*WHAT THIS TASK INVOLVES*
Output the records. Match them exactly.

*DATA IN THIS EXERCISE*
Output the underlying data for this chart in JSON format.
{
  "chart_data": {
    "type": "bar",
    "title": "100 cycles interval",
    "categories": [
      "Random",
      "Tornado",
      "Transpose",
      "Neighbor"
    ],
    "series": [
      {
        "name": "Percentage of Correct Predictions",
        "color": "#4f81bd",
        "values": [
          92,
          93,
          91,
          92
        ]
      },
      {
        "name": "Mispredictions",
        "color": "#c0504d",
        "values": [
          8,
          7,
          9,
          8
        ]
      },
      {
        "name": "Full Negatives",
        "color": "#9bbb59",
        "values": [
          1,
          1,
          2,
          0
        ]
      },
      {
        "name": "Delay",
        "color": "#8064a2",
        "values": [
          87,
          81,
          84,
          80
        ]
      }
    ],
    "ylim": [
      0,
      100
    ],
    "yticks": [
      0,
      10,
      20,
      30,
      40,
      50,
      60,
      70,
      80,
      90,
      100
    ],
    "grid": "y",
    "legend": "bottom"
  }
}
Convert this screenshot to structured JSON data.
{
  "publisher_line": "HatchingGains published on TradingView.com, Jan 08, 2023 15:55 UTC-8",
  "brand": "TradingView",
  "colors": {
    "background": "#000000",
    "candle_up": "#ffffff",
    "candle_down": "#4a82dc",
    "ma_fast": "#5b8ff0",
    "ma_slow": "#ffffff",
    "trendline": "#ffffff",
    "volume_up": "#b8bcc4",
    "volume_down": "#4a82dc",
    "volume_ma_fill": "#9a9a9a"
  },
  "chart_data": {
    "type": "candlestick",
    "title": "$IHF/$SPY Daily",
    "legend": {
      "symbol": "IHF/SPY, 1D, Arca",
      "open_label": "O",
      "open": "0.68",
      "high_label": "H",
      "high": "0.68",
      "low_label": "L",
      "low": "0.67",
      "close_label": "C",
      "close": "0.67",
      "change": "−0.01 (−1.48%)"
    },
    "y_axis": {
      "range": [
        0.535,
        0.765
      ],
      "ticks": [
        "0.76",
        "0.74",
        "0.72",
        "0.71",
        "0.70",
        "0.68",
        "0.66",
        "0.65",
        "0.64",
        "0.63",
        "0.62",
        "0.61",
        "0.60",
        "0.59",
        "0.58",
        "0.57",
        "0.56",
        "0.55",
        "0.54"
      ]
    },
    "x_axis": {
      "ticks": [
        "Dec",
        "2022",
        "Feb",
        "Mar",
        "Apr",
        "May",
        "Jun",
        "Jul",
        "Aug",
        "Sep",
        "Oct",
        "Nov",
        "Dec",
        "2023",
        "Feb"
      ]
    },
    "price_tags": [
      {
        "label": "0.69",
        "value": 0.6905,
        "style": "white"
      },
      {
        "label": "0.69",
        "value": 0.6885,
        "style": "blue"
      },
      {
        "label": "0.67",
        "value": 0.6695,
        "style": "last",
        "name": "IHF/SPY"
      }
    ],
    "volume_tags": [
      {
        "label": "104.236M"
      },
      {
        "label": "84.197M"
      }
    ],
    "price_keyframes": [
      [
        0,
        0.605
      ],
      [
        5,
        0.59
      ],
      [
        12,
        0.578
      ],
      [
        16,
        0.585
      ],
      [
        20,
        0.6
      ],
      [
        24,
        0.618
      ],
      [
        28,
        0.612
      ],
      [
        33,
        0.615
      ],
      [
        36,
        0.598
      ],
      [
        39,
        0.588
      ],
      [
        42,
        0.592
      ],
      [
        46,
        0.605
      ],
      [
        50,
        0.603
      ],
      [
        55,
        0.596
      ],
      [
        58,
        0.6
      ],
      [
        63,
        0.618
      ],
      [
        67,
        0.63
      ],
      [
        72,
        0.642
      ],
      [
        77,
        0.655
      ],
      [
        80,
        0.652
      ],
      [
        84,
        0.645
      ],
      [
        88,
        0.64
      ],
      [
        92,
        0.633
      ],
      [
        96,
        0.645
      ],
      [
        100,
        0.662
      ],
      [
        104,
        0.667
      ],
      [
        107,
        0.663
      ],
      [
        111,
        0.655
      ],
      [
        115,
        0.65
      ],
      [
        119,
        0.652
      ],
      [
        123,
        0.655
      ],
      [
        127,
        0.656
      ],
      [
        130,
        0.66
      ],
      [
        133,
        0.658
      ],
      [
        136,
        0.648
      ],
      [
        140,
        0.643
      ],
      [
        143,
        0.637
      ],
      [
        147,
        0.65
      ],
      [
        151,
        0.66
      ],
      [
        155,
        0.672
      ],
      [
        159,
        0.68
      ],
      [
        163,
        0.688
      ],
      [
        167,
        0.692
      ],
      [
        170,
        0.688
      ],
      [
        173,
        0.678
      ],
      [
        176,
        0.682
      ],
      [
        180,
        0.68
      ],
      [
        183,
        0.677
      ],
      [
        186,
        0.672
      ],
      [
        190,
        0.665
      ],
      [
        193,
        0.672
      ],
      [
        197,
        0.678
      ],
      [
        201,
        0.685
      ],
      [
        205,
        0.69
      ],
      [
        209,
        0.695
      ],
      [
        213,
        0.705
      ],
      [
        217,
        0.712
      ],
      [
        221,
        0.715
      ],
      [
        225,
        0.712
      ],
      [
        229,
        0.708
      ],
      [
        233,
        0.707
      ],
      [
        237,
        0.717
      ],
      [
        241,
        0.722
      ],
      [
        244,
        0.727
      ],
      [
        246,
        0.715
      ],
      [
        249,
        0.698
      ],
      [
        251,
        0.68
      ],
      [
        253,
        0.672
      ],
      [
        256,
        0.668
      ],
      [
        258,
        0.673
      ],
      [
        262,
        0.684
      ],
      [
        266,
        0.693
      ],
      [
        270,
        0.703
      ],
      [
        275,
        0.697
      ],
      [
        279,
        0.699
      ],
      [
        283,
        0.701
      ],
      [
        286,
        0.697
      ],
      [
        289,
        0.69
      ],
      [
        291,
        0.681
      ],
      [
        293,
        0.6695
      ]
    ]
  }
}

*THE RESULT*
Output the underlying data for this chart in JSON format.
{
  "chart_data": {
    "type": "bar",
    "title": "100 cycles interval",
    "categories": [
      "Random",
      "Tornado",
      "Transpose",
      "Neighbor"
    ],
    "series": [
      {
        "name": "Percentage of Correct Predictions",
        "color": "#4f81bd",
        "values": [
          92,
          93,
          91,
          92
        ]
      },
      {
        "name": "Mispredictions",
        "color": "#c0504d",
        "values": [
          8,
          7,
          9,
          8
        ]
      },
      {
        "name": "Full Negatives",
        "color": "#9bbb59",
        "values": [
          1,
          1,
          2,
          0
        ]
      },
      {
        "name": "Delay",
        "color": "#8064a2",
        "values": [
          87,
          81,
          84,
          80
        ]
      }
    ],
    "ylim": [
      0,
      100
    ],
    "yticks": [
      0,
      10,
      20,
      30,
      40,
      50,
      60,
      70,
      80,
      90,
      100
    ],
    "grid": "y",
    "legend": "bottom"
  }
}
Convert this screenshot to structured JSON data.
{
  "publisher_line": "HatchingGains published on TradingView.com, Jan 08, 2023 15:55 UTC-8",
  "brand": "TradingView",
  "colors": {
    "background": "#000000",
    "candle_up": "#ffffff",
    "candle_down": "#4a82dc",
    "ma_fast": "#5b8ff0",
    "ma_slow": "#ffffff",
    "trendline": "#ffffff",
    "volume_up": "#b8bcc4",
    "volume_down": "#4a82dc",
    "volume_ma_fill": "#9a9a9a"
  },
  "chart_data": {
    "type": "candlestick",
    "title": "$IHF/$SPY Daily",
    "legend": {
      "symbol": "IHF/SPY, 1D, Arca",
      "open_label": "O",
      "open": "0.68",
      "high_label": "H",
      "high": "0.68",
      "low_label": "L",
      "low": "0.67",
      "close_label": "C",
      "close": "0.67",
      "change": "−0.01 (−1.48%)"
    },
    "y_axis": {
      "range": [
        0.535,
        0.765
      ],
      "ticks": [
        "0.76",
        "0.74",
        "0.72",
        "0.71",
        "0.70",
        "0.68",
        "0.66",
        "0.65",
        "0.64",
        "0.63",
        "0.62",
        "0.61",
        "0.60",
        "0.59",
        "0.58",
        "0.57",
        "0.56",
        "0.55",
        "0.54"
      ]
    },
    "x_axis": {
      "ticks": [
        "Dec",
        "2022",
        "Feb",
        "Mar",
        "Apr",
        "May",
        "Jun",
        "Jul",
        "Aug",
        "Sep",
        "Oct",
        "Nov",
        "Dec",
        "2023",
        "Feb"
      ]
    },
    "price_tags": [
      {
        "label": "0.69",
        "value": 0.6905,
        "style": "white"
      },
      {
        "label": "0.69",
        "value": 0.6885,
        "style": "blue"
      },
      {
        "label": "0.67",
        "value": 0.6695,
        "style": "last",
        "name": "IHF/SPY"
      }
    ],
    "volume_tags": [
      {
        "label": "104.236M"
      },
      {
        "label": "84.197M"
      }
    ],
    "price_keyframes": [
      [
        0,
        0.605
      ],
      [
        5,
        0.59
      ],
      [
        12,
        0.578
      ],
      [
        16,
        0.585
      ],
      [
        20,
        0.6
      ],
      [
        24,
        0.618
      ],
      [
        28,
        0.612
      ],
      [
        33,
        0.615
      ],
      [
        36,
        0.598
      ],
      [
        39,
        0.588
      ],
      [
        42,
        0.592
      ],
      [
        46,
        0.605
      ],
      [
        50,
        0.603
      ],
      [
        55,
        0.596
      ],
      [
        58,
        0.6
      ],
      [
        63,
        0.618
      ],
      [
        67,
        0.63
      ],
      [
        72,
        0.642
      ],
      [
        77,
        0.655
      ],
      [
        80,
        0.652
      ],
      [
        84,
        0.645
      ],
      [
        88,
        0.64
      ],
      [
        92,
        0.633
      ],
      [
        96,
        0.645
      ],
      [
        100,
        0.662
      ],
      [
        104,
        0.667
      ],
      [
        107,
        0.663
      ],
      [
        111,
        0.655
      ],
      [
        115,
        0.65
      ],
      [
        119,
        0.652
      ],
      [
        123,
        0.655
      ],
      [
        127,
        0.656
      ],
      [
        130,
        0.66
      ],
      [
        133,
        0.658
      ],
      [
        136,
        0.648
      ],
      [
        140,
        0.643
      ],
      [
        143,
        0.637
      ],
      [
        147,
        0.65
      ],
      [
        151,
        0.66
      ],
      [
        155,
        0.672
      ],
      [
        159,
        0.68
      ],
      [
        163,
        0.688
      ],
      [
        167,
        0.692
      ],
      [
        170,
        0.688
      ],
      [
        173,
        0.678
      ],
      [
        176,
        0.682
      ],
      [
        180,
        0.68
      ],
      [
        183,
        0.677
      ],
      [
        186,
        0.672
      ],
      [
        190,
        0.665
      ],
      [
        193,
        0.672
      ],
      [
        197,
        0.678
      ],
      [
        201,
        0.685
      ],
      [
        205,
        0.69
      ],
      [
        209,
        0.695
      ],
      [
        213,
        0.705
      ],
      [
        217,
        0.712
      ],
      [
        221,
        0.715
      ],
      [
        225,
        0.712
      ],
      [
        229,
        0.708
      ],
      [
        233,
        0.707
      ],
      [
        237,
        0.717
      ],
      [
        241,
        0.722
      ],
      [
        244,
        0.727
      ],
      [
        246,
        0.715
      ],
      [
        249,
        0.698
      ],
      [
        251,
        0.68
      ],
      [
        253,
        0.672
      ],
      [
        256,
        0.668
      ],
      [
        258,
        0.673
      ],
      [
        262,
        0.684
      ],
      [
        266,
        0.693
      ],
      [
        270,
        0.703
      ],
      [
        275,
        0.697
      ],
      [
        279,
        0.699
      ],
      [
        283,
        0.701
      ],
      [
        286,
        0.697
      ],
      [
        289,
        0.69
      ],
      [
        291,
        0.681
      ],
      [
        293,
        0.6695
      ]
    ]
  }
}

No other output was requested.